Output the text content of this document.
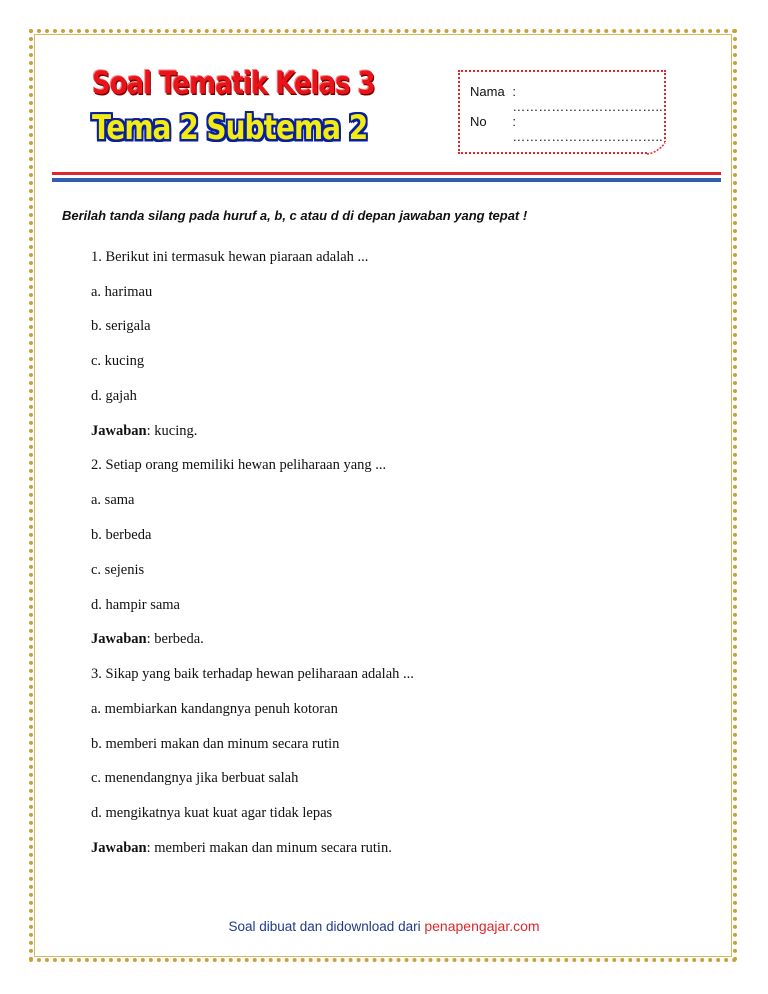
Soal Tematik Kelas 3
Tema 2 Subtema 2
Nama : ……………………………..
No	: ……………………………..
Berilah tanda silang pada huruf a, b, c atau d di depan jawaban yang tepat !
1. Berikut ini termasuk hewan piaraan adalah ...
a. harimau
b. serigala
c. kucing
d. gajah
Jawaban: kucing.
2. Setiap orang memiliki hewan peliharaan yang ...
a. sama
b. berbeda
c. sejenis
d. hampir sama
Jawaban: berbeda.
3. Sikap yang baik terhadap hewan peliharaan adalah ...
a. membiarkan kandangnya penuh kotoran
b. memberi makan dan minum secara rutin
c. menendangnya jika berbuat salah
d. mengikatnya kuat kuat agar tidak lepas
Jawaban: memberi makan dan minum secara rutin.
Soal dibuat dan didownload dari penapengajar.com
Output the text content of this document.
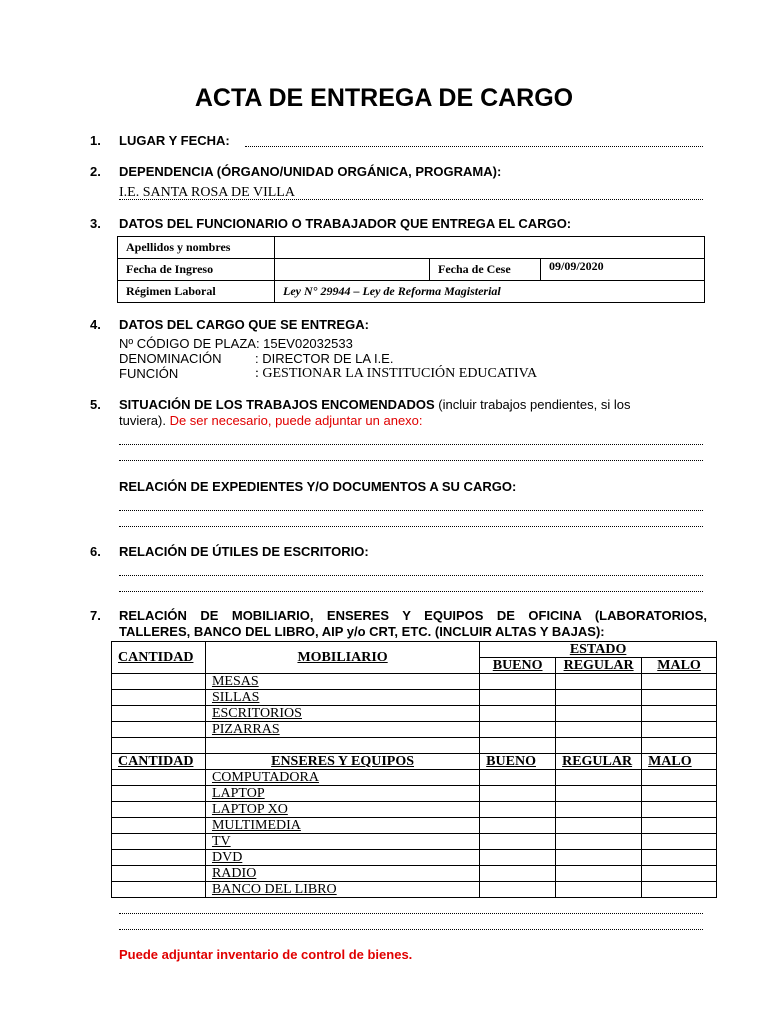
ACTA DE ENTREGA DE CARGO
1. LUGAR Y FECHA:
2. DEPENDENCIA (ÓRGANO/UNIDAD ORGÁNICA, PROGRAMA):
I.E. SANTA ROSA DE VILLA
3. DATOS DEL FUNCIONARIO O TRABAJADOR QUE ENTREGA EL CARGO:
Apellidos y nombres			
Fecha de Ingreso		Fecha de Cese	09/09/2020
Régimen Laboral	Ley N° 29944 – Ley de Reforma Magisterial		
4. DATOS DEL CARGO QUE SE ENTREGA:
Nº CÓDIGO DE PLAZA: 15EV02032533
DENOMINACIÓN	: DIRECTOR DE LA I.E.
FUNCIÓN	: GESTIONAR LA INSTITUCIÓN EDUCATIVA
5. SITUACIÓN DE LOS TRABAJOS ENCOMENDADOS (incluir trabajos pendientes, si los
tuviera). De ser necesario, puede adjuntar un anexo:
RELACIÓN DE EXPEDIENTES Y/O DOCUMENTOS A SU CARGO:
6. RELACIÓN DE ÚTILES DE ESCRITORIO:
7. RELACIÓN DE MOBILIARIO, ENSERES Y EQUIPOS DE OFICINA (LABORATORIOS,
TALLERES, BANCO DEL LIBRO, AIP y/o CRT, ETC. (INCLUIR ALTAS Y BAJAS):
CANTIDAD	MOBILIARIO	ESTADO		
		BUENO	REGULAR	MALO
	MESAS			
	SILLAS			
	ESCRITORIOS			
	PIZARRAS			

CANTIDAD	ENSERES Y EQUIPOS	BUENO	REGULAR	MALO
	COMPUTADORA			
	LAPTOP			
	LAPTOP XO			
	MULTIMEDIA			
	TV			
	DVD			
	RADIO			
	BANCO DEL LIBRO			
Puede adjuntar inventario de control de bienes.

● ● ● ● ● ● ●

GIVEN EXERCISE: The data should be printed again unchanged; leave its pictures out.

SOLUTION:
Output the text content of this document.
Soal Tematik Kelas 3
Tema 2 Subtema 2
Nama : ……………………………..
No	: ……………………………..
Berilah tanda silang pada huruf a, b, c atau d di depan jawaban yang tepat !
1. Berikut ini termasuk hewan piaraan adalah ...
a. harimau
b. serigala
c. kucing
d. gajah
Jawaban: kucing.
2. Setiap orang memiliki hewan peliharaan yang ...
a. sama
b. berbeda
c. sejenis
d. hampir sama
Jawaban: berbeda.
3. Sikap yang baik terhadap hewan peliharaan adalah ...
a. membiarkan kandangnya penuh kotoran
b. memberi makan dan minum secara rutin
c. menendangnya jika berbuat salah
d. mengikatnya kuat kuat agar tidak lepas
Jawaban: memberi makan dan minum secara rutin.
Soal dibuat dan didownload dari penapengajar.com
Output the text content of this document.
ACTA DE ENTREGA DE CARGO
1. LUGAR Y FECHA:
2. DEPENDENCIA (ÓRGANO/UNIDAD ORGÁNICA, PROGRAMA):
I.E. SANTA ROSA DE VILLA
3. DATOS DEL FUNCIONARIO O TRABAJADOR QUE ENTREGA EL CARGO:
Apellidos y nombres			
Fecha de Ingreso		Fecha de Cese	09/09/2020
Régimen Laboral	Ley N° 29944 – Ley de Reforma Magisterial		
4. DATOS DEL CARGO QUE SE ENTREGA:
Nº CÓDIGO DE PLAZA: 15EV02032533
DENOMINACIÓN	: DIRECTOR DE LA I.E.
FUNCIÓN	: GESTIONAR LA INSTITUCIÓN EDUCATIVA
5. SITUACIÓN DE LOS TRABAJOS ENCOMENDADOS (incluir trabajos pendientes, si los
tuviera). De ser necesario, puede adjuntar un anexo:
RELACIÓN DE EXPEDIENTES Y/O DOCUMENTOS A SU CARGO:
6. RELACIÓN DE ÚTILES DE ESCRITORIO:
7. RELACIÓN DE MOBILIARIO, ENSERES Y EQUIPOS DE OFICINA (LABORATORIOS,
TALLERES, BANCO DEL LIBRO, AIP y/o CRT, ETC. (INCLUIR ALTAS Y BAJAS):
CANTIDAD	MOBILIARIO	ESTADO		
		BUENO	REGULAR	MALO
	MESAS			
	SILLAS			
	ESCRITORIOS			
	PIZARRAS			

CANTIDAD	ENSERES Y EQUIPOS	BUENO	REGULAR	MALO
	COMPUTADORA			
	LAPTOP			
	LAPTOP XO			
	MULTIMEDIA			
	TV			
	DVD			
	RADIO			
	BANCO DEL LIBRO			
Puede adjuntar inventario de control de bienes.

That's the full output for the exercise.